What is asked:
Copy the material word for word, from the line with "level-badge: IV: [164, 16, 206, 34]" up to and including the line with "comment-text: :这个尺寸比例，有点想象不出来😓: [214, 381, 430, 397]".

Data to use:
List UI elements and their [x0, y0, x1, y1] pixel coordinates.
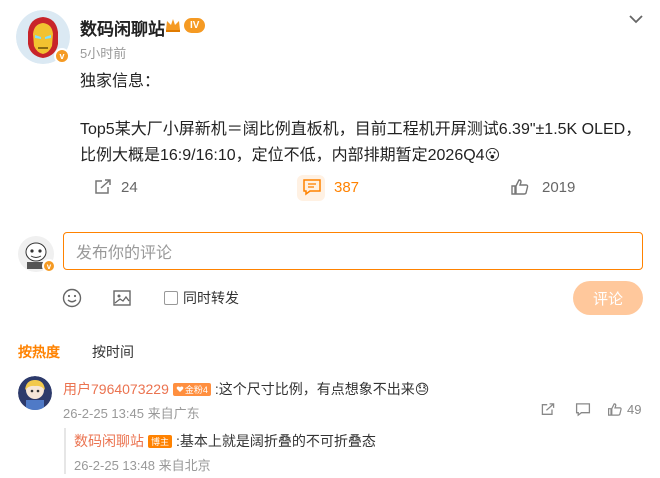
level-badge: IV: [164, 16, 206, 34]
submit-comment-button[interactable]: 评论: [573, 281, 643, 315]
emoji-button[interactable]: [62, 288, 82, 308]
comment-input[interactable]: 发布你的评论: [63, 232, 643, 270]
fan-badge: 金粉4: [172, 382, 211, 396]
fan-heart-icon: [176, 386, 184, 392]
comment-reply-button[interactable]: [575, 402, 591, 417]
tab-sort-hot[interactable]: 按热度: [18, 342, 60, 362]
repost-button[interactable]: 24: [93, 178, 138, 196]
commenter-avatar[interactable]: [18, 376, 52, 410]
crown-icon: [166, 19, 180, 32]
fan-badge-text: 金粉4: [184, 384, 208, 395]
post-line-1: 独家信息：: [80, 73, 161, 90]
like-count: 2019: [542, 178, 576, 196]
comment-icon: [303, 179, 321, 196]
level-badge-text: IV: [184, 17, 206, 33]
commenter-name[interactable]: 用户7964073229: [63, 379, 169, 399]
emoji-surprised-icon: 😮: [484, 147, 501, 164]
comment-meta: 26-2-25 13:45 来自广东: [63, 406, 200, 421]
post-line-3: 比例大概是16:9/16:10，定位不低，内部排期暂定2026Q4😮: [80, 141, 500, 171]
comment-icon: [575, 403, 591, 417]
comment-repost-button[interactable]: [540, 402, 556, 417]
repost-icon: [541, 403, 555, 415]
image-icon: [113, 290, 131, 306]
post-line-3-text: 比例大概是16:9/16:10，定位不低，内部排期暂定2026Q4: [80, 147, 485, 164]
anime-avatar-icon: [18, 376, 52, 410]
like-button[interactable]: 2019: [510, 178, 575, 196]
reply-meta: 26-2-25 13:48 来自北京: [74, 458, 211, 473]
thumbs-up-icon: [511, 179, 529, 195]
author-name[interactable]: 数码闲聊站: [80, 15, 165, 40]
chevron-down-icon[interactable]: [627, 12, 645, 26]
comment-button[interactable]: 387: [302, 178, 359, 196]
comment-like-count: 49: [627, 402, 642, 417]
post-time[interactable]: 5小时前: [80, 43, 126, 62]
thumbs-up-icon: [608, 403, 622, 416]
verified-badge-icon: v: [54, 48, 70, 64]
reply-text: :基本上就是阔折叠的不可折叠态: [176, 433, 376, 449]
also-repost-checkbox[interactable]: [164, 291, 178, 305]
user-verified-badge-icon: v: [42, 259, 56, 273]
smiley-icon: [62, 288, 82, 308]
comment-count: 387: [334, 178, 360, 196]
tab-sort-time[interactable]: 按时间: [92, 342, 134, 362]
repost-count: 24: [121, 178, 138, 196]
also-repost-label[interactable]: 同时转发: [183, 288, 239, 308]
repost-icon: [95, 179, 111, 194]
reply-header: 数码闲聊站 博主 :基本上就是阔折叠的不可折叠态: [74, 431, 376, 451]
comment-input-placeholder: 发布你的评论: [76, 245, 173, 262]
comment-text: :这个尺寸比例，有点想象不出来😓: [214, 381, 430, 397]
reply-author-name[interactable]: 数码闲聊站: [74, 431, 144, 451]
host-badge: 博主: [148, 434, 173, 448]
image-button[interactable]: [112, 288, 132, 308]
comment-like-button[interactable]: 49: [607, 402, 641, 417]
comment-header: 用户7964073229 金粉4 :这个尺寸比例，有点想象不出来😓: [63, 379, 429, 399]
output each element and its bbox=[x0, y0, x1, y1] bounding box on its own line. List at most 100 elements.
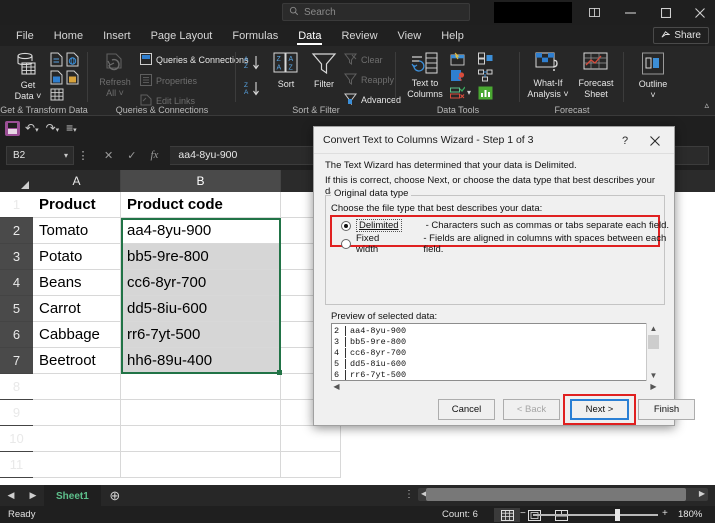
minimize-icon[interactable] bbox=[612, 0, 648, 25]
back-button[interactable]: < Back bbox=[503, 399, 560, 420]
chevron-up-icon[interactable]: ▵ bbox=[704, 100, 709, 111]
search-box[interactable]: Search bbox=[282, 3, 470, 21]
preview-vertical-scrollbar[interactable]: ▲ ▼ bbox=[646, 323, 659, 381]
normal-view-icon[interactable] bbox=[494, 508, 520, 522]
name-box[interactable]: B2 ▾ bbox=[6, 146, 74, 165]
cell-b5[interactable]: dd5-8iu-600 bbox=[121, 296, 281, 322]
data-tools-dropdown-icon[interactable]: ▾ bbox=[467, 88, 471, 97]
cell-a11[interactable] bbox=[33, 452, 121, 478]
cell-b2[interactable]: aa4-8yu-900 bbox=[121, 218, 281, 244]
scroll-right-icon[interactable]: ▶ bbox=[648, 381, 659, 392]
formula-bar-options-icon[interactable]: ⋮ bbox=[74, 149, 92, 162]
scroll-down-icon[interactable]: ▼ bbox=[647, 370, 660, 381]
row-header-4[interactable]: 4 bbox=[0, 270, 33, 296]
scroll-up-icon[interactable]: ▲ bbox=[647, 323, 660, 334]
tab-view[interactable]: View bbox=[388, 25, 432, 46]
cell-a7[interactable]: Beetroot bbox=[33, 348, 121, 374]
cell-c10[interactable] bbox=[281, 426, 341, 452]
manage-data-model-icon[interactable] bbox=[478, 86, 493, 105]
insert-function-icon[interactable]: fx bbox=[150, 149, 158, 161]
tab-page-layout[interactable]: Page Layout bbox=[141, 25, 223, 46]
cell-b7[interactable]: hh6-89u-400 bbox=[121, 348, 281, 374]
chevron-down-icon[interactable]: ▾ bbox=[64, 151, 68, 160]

Final result:
level-badge: IV: [164, 16, 206, 34]
submit-comment-button[interactable]: 评论: [573, 281, 643, 315]
emoji-button[interactable]: [62, 288, 82, 308]
comment-input[interactable]: 发布你的评论: [63, 232, 643, 270]
fan-badge: 金粉4: [172, 382, 211, 396]
fan-heart-icon: [176, 386, 184, 392]
comment-reply-button[interactable]: [575, 402, 591, 417]
tab-sort-hot[interactable]: 按热度: [18, 342, 60, 362]
repost-button[interactable]: 24: [93, 178, 138, 196]
commenter-avatar[interactable]: [18, 376, 52, 410]
crown-icon: [166, 19, 180, 32]
fan-badge-text: 金粉4: [184, 384, 208, 395]
post-line-1: 独家信息：: [80, 73, 161, 90]
like-count: 2019: [542, 178, 576, 196]
comment-icon: [303, 179, 321, 196]
level-badge-text: IV: [184, 17, 206, 33]
commenter-name[interactable]: 用户7964073229: [63, 379, 169, 399]
emoji-surprised-icon: 😮: [484, 147, 501, 164]
comment-meta: 26-2-25 13:45 来自广东: [63, 406, 200, 421]
post-line-3: 比例大概是16:9/16:10，定位不低，内部排期暂定2026Q4😮: [80, 141, 500, 171]
comment-icon: [575, 403, 591, 417]
comment-repost-button[interactable]: [540, 402, 556, 417]
repost-icon: [541, 403, 555, 415]
image-icon: [113, 290, 131, 306]
post-line-3-text: 比例大概是16:9/16:10，定位不低，内部排期暂定2026Q4: [80, 147, 485, 164]
anime-avatar-icon: [18, 376, 52, 410]
like-button[interactable]: 2019: [510, 178, 575, 196]
reply-meta: 26-2-25 13:48 来自北京: [74, 458, 211, 473]
thumbs-up-icon: [511, 179, 529, 195]
author-name[interactable]: 数码闲聊站: [80, 15, 165, 40]
chevron-down-icon[interactable]: [627, 12, 645, 26]
comment-button[interactable]: 387: [302, 178, 359, 196]
comment-like-count: 49: [627, 402, 642, 417]
post-time[interactable]: 5小时前: [80, 43, 126, 62]
thumbs-up-icon: [608, 403, 622, 416]
verified-badge-icon: v: [54, 48, 70, 64]
reply-text: :基本上就是阔折叠的不可折叠态: [176, 433, 376, 449]
also-repost-checkbox[interactable]: [164, 291, 178, 305]
user-verified-badge-icon: v: [42, 259, 56, 273]
smiley-icon: [62, 288, 82, 308]
comment-count: 387: [334, 178, 360, 196]
tab-sort-time[interactable]: 按时间: [92, 342, 134, 362]
repost-count: 24: [121, 178, 138, 196]
also-repost-label[interactable]: 同时转发: [183, 288, 239, 308]
repost-icon: [95, 179, 111, 194]
reply-header: 数码闲聊站 博主 :基本上就是阔折叠的不可折叠态: [74, 431, 376, 451]
comment-input-placeholder: 发布你的评论: [76, 245, 173, 262]
comment-text: :这个尺寸比例，有点想象不出来😓: [214, 381, 430, 397]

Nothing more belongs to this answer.